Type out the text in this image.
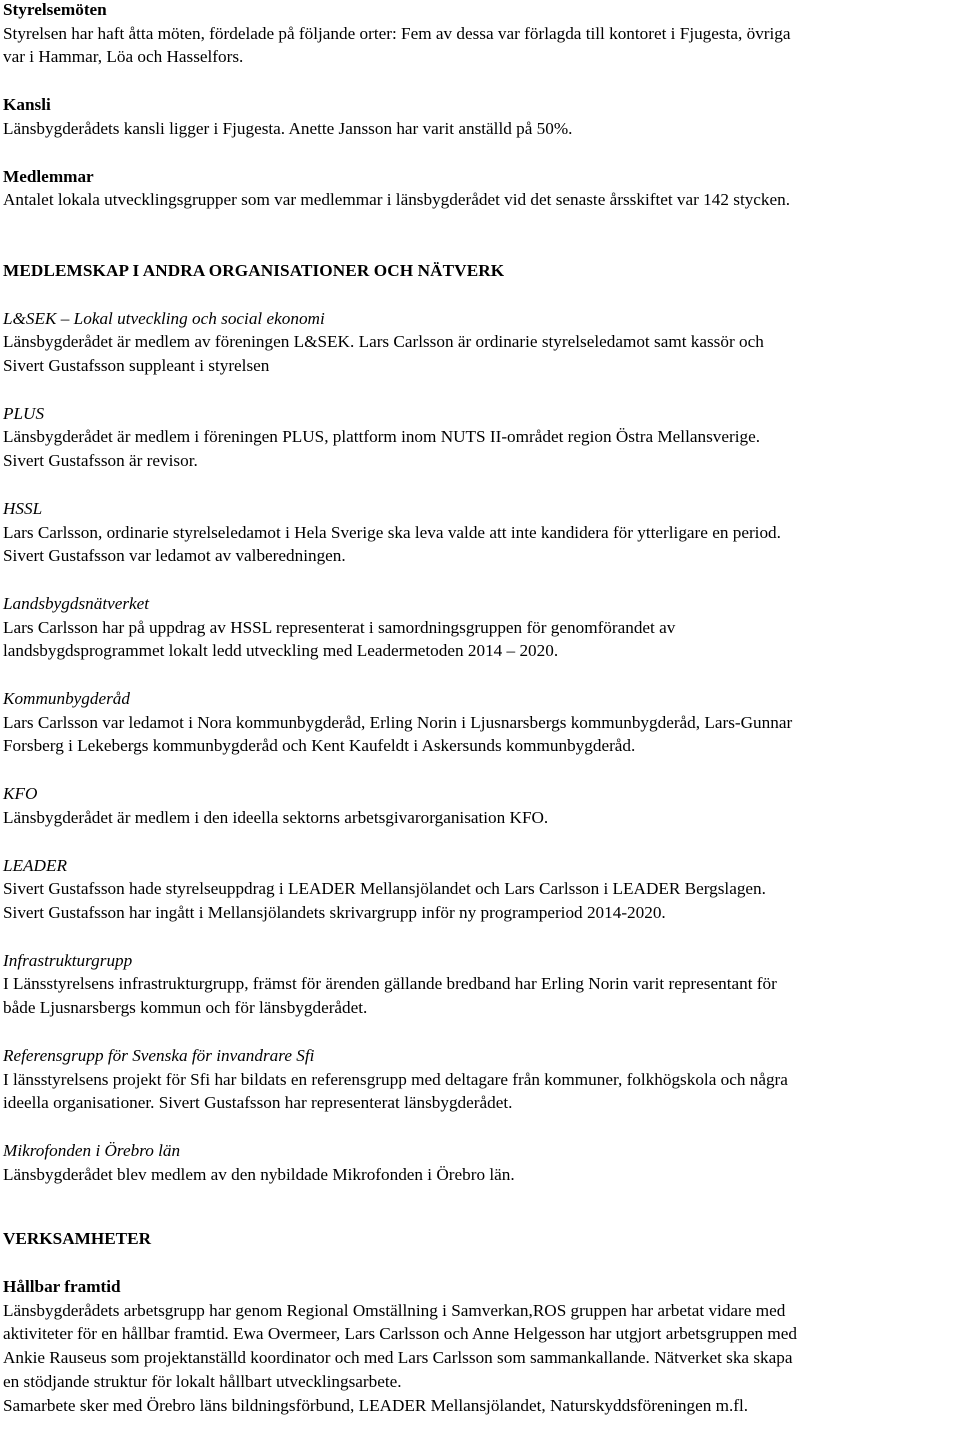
Styrelsemöten
Styrelsen har haft åtta möten, fördelade på följande orter: Fem av dessa var förlagda till kontoret i Fjugesta, övriga
var i Hammar, Löa och Hasselfors.
Kansli
Länsbygderådets kansli ligger i Fjugesta. Anette Jansson har varit anställd på 50%.
Medlemmar
Antalet lokala utvecklingsgrupper som var medlemmar i länsbygderådet vid det senaste årsskiftet var 142 stycken.
MEDLEMSKAP I ANDRA ORGANISATIONER OCH NÄTVERK
L&SEK – Lokal utveckling och social ekonomi
Länsbygderådet är medlem av föreningen L&SEK. Lars Carlsson är ordinarie styrelseledamot samt kassör och
Sivert Gustafsson suppleant i styrelsen
PLUS
Länsbygderådet är medlem i föreningen PLUS, plattform inom NUTS II-området region Östra Mellansverige.
Sivert Gustafsson är revisor.
HSSL
Lars Carlsson, ordinarie styrelseledamot i Hela Sverige ska leva valde att inte kandidera för ytterligare en period.
Sivert Gustafsson var ledamot av valberedningen.
Landsbygdsnätverket
Lars Carlsson har på uppdrag av HSSL representerat i samordningsgruppen för genomförandet av
landsbygdsprogrammet lokalt ledd utveckling med Leadermetoden 2014 – 2020.
Kommunbygderåd
Lars Carlsson var ledamot i Nora kommunbygderåd, Erling Norin i Ljusnarsbergs kommunbygderåd, Lars-Gunnar
Forsberg i Lekebergs kommunbygderåd och Kent Kaufeldt i Askersunds kommunbygderåd.
KFO
Länsbygderådet är medlem i den ideella sektorns arbetsgivarorganisation KFO.
LEADER
Sivert Gustafsson hade styrelseuppdrag i LEADER Mellansjölandet och Lars Carlsson i LEADER Bergslagen.
Sivert Gustafsson har ingått i Mellansjölandets skrivargrupp inför ny programperiod 2014-2020.
Infrastrukturgrupp
I Länsstyrelsens infrastrukturgrupp, främst för ärenden gällande bredband har Erling Norin varit representant för
både Ljusnarsbergs kommun och för länsbygderådet.
Referensgrupp för Svenska för invandrare Sfi
I länsstyrelsens projekt för Sfi har bildats en referensgrupp med deltagare från kommuner, folkhögskola och några
ideella organisationer. Sivert Gustafsson har representerat länsbygderådet.
Mikrofonden i Örebro län
Länsbygderådet blev medlem av den nybildade Mikrofonden i Örebro län.
VERKSAMHETER
Hållbar framtid
Länsbygderådets arbetsgrupp har genom Regional Omställning i Samverkan,ROS gruppen har arbetat vidare med
aktiviteter för en hållbar framtid. Ewa Overmeer, Lars Carlsson och Anne Helgesson har utgjort arbetsgruppen med
Ankie Rauseus som projektanställd koordinator och med Lars Carlsson som sammankallande. Nätverket ska skapa
en stödjande struktur för lokalt hållbart utvecklingsarbete.
Samarbete sker med Örebro läns bildningsförbund, LEADER Mellansjölandet, Naturskyddsföreningen m.fl.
#####
* Directions for this task
Out of the records above, pull the lines that include the word "Erling".

* Task response
Lars Carlsson var ledamot i Nora kommunbygderåd, Erling Norin i Ljusnarsbergs kommunbygderåd, Lars-Gunnar
I Länsstyrelsens infrastrukturgrupp, främst för ärenden gällande bredband har Erling Norin varit representant för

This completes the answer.